* _The request_
Copy the data that follows exactly. Include no pictures.
◆ ◆ ◆ ◆ ◆ ◆ ◆
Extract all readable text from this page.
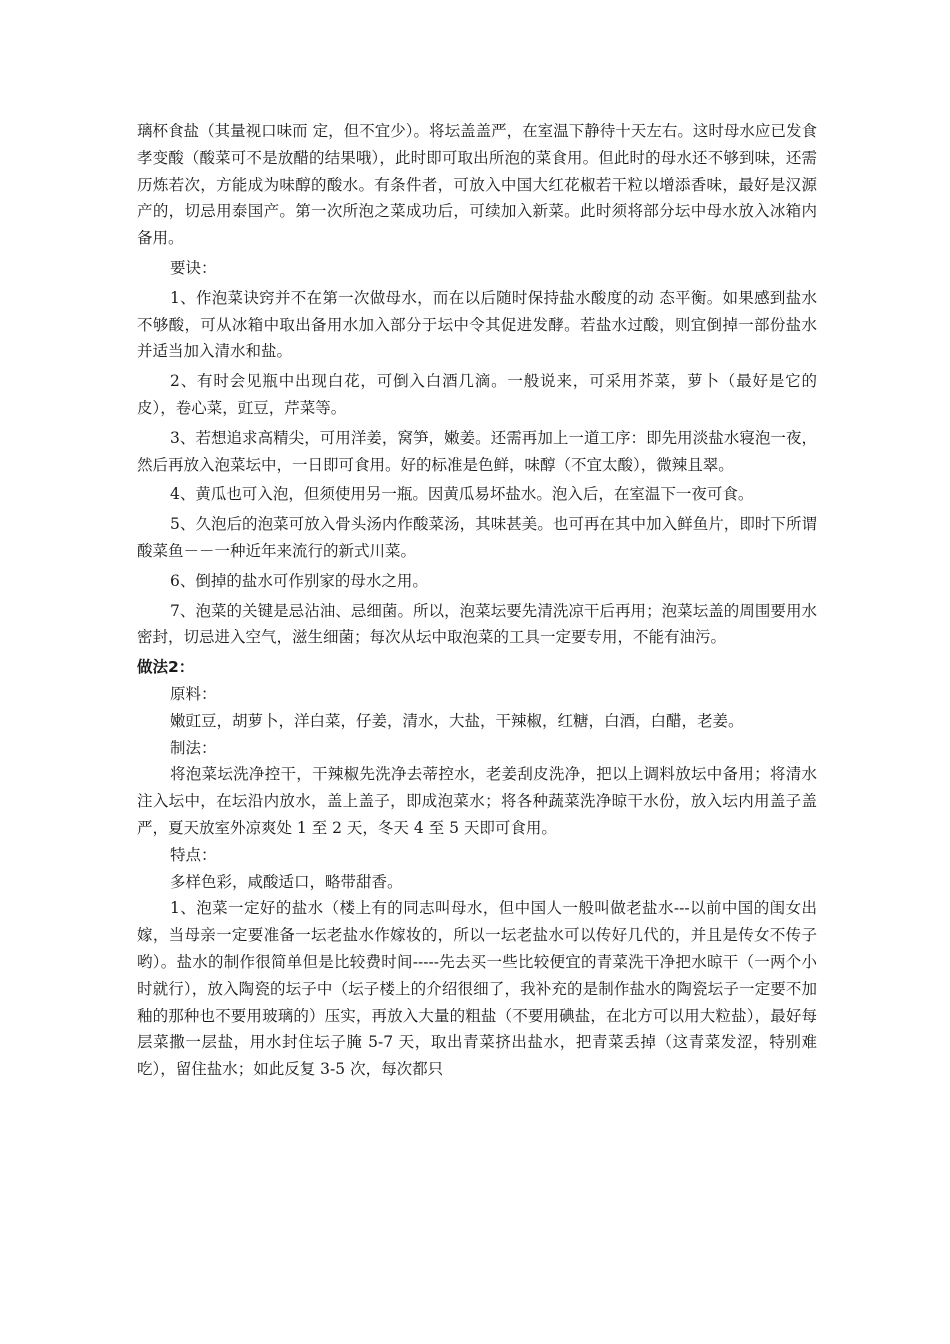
璃杯食盐（其量视口味而 定，但不宜少）。将坛盖盖严，在室温下静待十天左右。这时母水应已发食孝变酸（酸菜可不是放醋的结果哦），此时即可取出所泡的菜食用。但此时的母水还不够到味，还需历炼若次，方能成为味醇的酸水。有条件者，可放入中国大红花椒若干粒以增添香味，最好是汉源产的，切忌用泰国产。第一次所泡之菜成功后，可续加入新菜。此时须将部分坛中母水放入冰箱内备用。

要诀：

1、作泡菜诀窍并不在第一次做母水，而在以后随时保持盐水酸度的动 态平衡。如果感到盐水不够酸，可从冰箱中取出备用水加入部分于坛中令其促进发酵。若盐水过酸，则宜倒掉一部份盐水并适当加入清水和盐。

2、有时会见瓶中出现白花，可倒入白酒几滴。一般说来，可采用芥菜，萝卜（最好是它的皮），卷心菜，豇豆，芹菜等。

3、若想追求高精尖，可用洋姜，窝笋，嫩姜。还需再加上一道工序：即先用淡盐水寝泡一夜，然后再放入泡菜坛中，一日即可食用。好的标准是色鲜，味醇（不宜太酸），微辣且翠。

4、黄瓜也可入泡，但须使用另一瓶。因黄瓜易坏盐水。泡入后，在室温下一夜可食。

5、久泡后的泡菜可放入骨头汤内作酸菜汤，其味甚美。也可再在其中加入鲜鱼片，即时下所谓酸菜鱼－－一种近年来流行的新式川菜。

6、倒掉的盐水可作别家的母水之用。

7、泡菜的关键是忌沾油、忌细菌。所以，泡菜坛要先清洗凉干后再用；泡菜坛盖的周围要用水密封，切忌进入空气，滋生细菌；每次从坛中取泡菜的工具一定要专用，不能有油污。

做法2：

原料：

嫩豇豆，胡萝卜，洋白菜，仔姜，清水，大盐，干辣椒，红糖，白酒，白醋，老姜。

制法：

将泡菜坛洗净控干，干辣椒先洗净去蒂控水，老姜刮皮洗净，把以上调料放坛中备用；将清水注入坛中，在坛沿内放水，盖上盖子，即成泡菜水；将各种蔬菜洗净晾干水份，放入坛内用盖子盖严，夏天放室外凉爽处 1 至 2 天，冬天 4 至 5 天即可食用。

特点：

多样色彩，咸酸适口，略带甜香。

1、泡菜一定好的盐水（楼上有的同志叫母水，但中国人一般叫做老盐水---以前中国的闺女出嫁，当母亲一定要准备一坛老盐水作嫁妆的，所以一坛老盐水可以传好几代的，并且是传女不传子哟）。盐水的制作很简单但是比较费时间-----先去买一些比较便宜的青菜洗干净把水晾干（一两个小时就行），放入陶瓷的坛子中（坛子楼上的介绍很细了，我补充的是制作盐水的陶瓷坛子一定要不加釉的那种也不要用玻璃的）压实，再放入大量的粗盐（不要用碘盐，在北方可以用大粒盐），最好每层菜撒一层盐，用水封住坛子腌 5-7 天，取出青菜挤出盐水，把青菜丢掉（这青菜发涩，特别难吃），留住盐水；如此反复 3-5 次，每次都只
◆ ◆ ◆ ◆ ◆ ◆ ◆
* _Answer below_
Extract all readable text from this page.
璃杯食盐（其量视口味而 定，但不宜少）。将坛盖盖严，在室温下静待十天左右。这时母水应已发食孝变酸（酸菜可不是放醋的结果哦），此时即可取出所泡的菜食用。但此时的母水还不够到味，还需历炼若次，方能成为味醇的酸水。有条件者，可放入中国大红花椒若干粒以增添香味，最好是汉源产的，切忌用泰国产。第一次所泡之菜成功后，可续加入新菜。此时须将部分坛中母水放入冰箱内备用。

要诀：

1、作泡菜诀窍并不在第一次做母水，而在以后随时保持盐水酸度的动 态平衡。如果感到盐水不够酸，可从冰箱中取出备用水加入部分于坛中令其促进发酵。若盐水过酸，则宜倒掉一部份盐水并适当加入清水和盐。

2、有时会见瓶中出现白花，可倒入白酒几滴。一般说来，可采用芥菜，萝卜（最好是它的皮），卷心菜，豇豆，芹菜等。

3、若想追求高精尖，可用洋姜，窝笋，嫩姜。还需再加上一道工序：即先用淡盐水寝泡一夜，然后再放入泡菜坛中，一日即可食用。好的标准是色鲜，味醇（不宜太酸），微辣且翠。

4、黄瓜也可入泡，但须使用另一瓶。因黄瓜易坏盐水。泡入后，在室温下一夜可食。

5、久泡后的泡菜可放入骨头汤内作酸菜汤，其味甚美。也可再在其中加入鲜鱼片，即时下所谓酸菜鱼－－一种近年来流行的新式川菜。

6、倒掉的盐水可作别家的母水之用。

7、泡菜的关键是忌沾油、忌细菌。所以，泡菜坛要先清洗凉干后再用；泡菜坛盖的周围要用水密封，切忌进入空气，滋生细菌；每次从坛中取泡菜的工具一定要专用，不能有油污。

做法2：

原料：

嫩豇豆，胡萝卜，洋白菜，仔姜，清水，大盐，干辣椒，红糖，白酒，白醋，老姜。

制法：

将泡菜坛洗净控干，干辣椒先洗净去蒂控水，老姜刮皮洗净，把以上调料放坛中备用；将清水注入坛中，在坛沿内放水，盖上盖子，即成泡菜水；将各种蔬菜洗净晾干水份，放入坛内用盖子盖严，夏天放室外凉爽处 1 至 2 天，冬天 4 至 5 天即可食用。

特点：

多样色彩，咸酸适口，略带甜香。

1、泡菜一定好的盐水（楼上有的同志叫母水，但中国人一般叫做老盐水---以前中国的闺女出嫁，当母亲一定要准备一坛老盐水作嫁妆的，所以一坛老盐水可以传好几代的，并且是传女不传子哟）。盐水的制作很简单但是比较费时间-----先去买一些比较便宜的青菜洗干净把水晾干（一两个小时就行），放入陶瓷的坛子中（坛子楼上的介绍很细了，我补充的是制作盐水的陶瓷坛子一定要不加釉的那种也不要用玻璃的）压实，再放入大量的粗盐（不要用碘盐，在北方可以用大粒盐），最好每层菜撒一层盐，用水封住坛子腌 5-7 天，取出青菜挤出盐水，把青菜丢掉（这青菜发涩，特别难吃），留住盐水；如此反复 3-5 次，每次都只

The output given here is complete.